### Tasks to perform
1. According to the GVIF passage, what does the vif() function in the car package technically estimate?
2. Swap "sluggish" for "stagnant" in the stretch of the GVIF passage from "The inflated GVIFs" through "in my opinion.", and write out that stretch.

### Reading passage
++++++

Technically, the vif() function in the car package is estimating generalized variance inflation factors (GVIFs). Instead of treating each of the $N - 1$ country effects separately, it estimates a "combined measure" of collinearity. In my experience, it is not uncommon to see wildly inflated GVIFs in settings with 150 countries. I wouldn't even calculate the GVIFs for the country dummies since they're considered as a "group" of predictors and not as separate country-specific intercepts.
The inflated GVIFs appear to be associated with your vector of covariates (e.g., GDP per capita, logged population, etc.), some of which do not appear to be of principal interest. If your set of controls aren't themselves collinear with the primary variable(s) of interest, then I wouldn't concern yourself with their GVIFs. In some scenarios you may find one or more covariates to be perfectly collinear with the country fixed effects. For instance, in shorter panels with smaller time units you may not observe any variation over time for some of your socio-demographic measures. I would imagine the within-country population growth is likely a sluggish variable (i.e., slow-moving), though still a sensible adjustment in my opinion.

++++++

Bounding box annotations
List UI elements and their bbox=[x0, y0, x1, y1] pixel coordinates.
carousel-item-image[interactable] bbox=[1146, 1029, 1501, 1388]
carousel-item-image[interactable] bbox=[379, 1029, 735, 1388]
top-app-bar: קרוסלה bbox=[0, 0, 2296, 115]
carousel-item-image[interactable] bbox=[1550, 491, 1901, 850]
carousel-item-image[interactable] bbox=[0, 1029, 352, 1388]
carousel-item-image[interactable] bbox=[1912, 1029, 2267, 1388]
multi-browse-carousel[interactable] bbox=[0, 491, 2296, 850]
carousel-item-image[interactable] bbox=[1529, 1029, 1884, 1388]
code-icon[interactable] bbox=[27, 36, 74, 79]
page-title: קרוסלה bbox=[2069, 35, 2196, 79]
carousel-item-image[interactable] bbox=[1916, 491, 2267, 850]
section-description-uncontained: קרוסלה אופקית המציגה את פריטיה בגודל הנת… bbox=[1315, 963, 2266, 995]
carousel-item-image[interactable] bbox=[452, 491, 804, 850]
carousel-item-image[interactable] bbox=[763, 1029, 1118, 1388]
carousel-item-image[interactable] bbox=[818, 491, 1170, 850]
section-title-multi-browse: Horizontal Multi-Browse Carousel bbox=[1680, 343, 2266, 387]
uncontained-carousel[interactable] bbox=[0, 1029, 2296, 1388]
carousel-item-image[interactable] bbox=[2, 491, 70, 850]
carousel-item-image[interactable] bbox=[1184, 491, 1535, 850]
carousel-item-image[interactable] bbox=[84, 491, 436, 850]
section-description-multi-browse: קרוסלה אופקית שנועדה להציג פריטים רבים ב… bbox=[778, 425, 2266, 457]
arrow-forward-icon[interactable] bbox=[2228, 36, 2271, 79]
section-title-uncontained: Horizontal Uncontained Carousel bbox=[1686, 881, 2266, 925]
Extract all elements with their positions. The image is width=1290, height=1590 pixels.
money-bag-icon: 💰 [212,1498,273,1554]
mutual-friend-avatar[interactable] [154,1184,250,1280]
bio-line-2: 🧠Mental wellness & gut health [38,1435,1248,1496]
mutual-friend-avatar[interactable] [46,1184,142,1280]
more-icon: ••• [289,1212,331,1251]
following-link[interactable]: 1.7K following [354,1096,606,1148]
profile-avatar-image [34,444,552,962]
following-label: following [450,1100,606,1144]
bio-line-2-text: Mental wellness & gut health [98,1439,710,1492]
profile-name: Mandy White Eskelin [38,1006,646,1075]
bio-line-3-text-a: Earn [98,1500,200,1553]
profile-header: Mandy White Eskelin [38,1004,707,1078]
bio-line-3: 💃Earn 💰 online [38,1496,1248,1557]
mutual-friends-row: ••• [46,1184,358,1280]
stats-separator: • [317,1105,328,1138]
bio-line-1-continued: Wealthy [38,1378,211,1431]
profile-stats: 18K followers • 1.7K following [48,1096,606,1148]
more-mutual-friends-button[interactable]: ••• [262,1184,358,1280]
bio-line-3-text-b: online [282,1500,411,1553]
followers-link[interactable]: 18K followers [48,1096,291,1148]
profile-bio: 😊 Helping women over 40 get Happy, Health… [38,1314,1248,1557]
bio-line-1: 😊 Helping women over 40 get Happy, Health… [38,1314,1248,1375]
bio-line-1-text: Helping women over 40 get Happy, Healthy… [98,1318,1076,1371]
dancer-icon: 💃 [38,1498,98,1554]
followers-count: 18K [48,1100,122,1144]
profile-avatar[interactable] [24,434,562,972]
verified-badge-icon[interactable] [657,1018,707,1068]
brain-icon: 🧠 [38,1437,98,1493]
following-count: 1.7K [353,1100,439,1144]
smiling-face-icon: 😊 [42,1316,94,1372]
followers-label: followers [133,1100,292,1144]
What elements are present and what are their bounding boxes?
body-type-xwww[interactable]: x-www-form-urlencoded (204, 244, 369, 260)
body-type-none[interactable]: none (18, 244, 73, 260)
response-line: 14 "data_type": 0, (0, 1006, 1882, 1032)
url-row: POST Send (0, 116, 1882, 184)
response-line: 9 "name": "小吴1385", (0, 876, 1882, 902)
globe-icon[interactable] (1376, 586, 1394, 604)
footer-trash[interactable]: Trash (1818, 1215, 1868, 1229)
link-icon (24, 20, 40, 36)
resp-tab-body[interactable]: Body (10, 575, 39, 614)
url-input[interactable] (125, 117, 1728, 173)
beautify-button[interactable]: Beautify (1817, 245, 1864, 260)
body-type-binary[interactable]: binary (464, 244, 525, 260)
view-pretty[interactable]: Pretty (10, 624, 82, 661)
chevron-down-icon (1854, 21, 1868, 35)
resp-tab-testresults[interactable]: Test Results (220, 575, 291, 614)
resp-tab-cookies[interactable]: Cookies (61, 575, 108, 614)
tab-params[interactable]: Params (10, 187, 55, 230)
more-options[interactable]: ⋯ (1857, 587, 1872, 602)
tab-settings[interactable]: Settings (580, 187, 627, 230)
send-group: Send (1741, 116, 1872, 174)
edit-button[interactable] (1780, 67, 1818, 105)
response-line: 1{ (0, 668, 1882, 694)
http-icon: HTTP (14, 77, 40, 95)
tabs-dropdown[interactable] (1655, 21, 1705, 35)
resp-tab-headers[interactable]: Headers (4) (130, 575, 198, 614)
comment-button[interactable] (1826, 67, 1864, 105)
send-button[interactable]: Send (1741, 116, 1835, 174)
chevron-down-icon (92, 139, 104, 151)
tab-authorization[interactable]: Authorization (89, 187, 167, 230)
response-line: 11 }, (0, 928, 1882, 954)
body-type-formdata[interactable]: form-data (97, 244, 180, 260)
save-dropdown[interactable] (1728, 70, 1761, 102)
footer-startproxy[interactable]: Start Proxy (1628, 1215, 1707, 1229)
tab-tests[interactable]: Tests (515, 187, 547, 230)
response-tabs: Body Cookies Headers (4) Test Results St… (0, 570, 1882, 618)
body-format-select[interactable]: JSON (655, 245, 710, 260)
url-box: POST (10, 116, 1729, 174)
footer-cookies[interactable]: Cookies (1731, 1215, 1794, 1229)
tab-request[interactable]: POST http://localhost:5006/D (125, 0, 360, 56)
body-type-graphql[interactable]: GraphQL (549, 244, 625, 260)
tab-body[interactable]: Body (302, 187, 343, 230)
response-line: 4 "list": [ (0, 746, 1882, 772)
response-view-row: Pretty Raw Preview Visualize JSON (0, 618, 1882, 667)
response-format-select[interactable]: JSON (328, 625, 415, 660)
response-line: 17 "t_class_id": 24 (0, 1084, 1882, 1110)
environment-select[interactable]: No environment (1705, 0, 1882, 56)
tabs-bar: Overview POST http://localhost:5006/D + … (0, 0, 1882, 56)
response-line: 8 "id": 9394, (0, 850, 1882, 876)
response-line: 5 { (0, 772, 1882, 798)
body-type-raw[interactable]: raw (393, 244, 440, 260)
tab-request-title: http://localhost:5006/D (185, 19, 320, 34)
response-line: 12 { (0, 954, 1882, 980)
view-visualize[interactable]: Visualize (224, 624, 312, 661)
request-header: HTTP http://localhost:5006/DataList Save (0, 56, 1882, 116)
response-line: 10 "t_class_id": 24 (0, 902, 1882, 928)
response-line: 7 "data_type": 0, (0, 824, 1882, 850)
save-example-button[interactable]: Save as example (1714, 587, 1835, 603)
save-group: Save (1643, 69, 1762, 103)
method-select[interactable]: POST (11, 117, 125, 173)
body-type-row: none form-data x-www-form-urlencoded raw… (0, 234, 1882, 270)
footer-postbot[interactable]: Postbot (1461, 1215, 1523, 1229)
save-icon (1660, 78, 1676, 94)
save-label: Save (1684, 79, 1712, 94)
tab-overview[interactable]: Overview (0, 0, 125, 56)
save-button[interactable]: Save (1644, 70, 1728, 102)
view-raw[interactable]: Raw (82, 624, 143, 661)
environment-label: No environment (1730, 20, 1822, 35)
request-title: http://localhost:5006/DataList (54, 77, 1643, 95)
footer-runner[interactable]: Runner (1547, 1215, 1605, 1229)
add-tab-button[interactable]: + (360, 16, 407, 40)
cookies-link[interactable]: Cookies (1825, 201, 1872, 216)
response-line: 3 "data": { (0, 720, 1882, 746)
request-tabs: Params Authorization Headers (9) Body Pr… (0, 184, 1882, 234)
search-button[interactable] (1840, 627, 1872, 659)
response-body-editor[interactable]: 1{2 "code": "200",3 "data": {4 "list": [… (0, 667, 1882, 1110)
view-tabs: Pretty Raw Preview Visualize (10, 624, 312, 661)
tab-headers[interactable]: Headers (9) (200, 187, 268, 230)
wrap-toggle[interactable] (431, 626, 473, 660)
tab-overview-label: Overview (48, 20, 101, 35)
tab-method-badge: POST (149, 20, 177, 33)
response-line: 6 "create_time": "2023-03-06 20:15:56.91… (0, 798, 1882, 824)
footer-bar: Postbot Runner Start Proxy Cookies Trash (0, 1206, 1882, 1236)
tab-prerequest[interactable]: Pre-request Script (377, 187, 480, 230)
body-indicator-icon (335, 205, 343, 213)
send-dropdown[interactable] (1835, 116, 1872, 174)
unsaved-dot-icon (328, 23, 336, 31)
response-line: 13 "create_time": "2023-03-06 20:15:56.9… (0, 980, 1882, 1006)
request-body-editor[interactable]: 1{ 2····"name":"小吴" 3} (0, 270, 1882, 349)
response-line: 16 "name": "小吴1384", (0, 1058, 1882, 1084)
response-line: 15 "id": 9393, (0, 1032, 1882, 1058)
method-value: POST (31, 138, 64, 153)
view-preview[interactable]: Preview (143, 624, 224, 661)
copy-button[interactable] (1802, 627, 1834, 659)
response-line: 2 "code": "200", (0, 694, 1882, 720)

++++++

### Task results
1. It estimates generalized variance inflation factors (GVIFs).

2.
The inflated GVIFs appear to be associated with your vector of covariates (e.g., GDP per capita, logged population, etc.), some of which do not appear to be of principal interest. If your set of controls aren't themselves collinear with the primary variable(s) of interest, then I wouldn't concern yourself with their GVIFs. In some scenarios you may find one or more covariates to be perfectly collinear with the country fixed effects. For instance, in shorter panels with smaller time units you may not observe any variation over time for some of your socio-demographic measures. I would imagine the within-country population growth is likely a stagnant variable (i.e., slow-moving), though still a sensible adjustment in my opinion.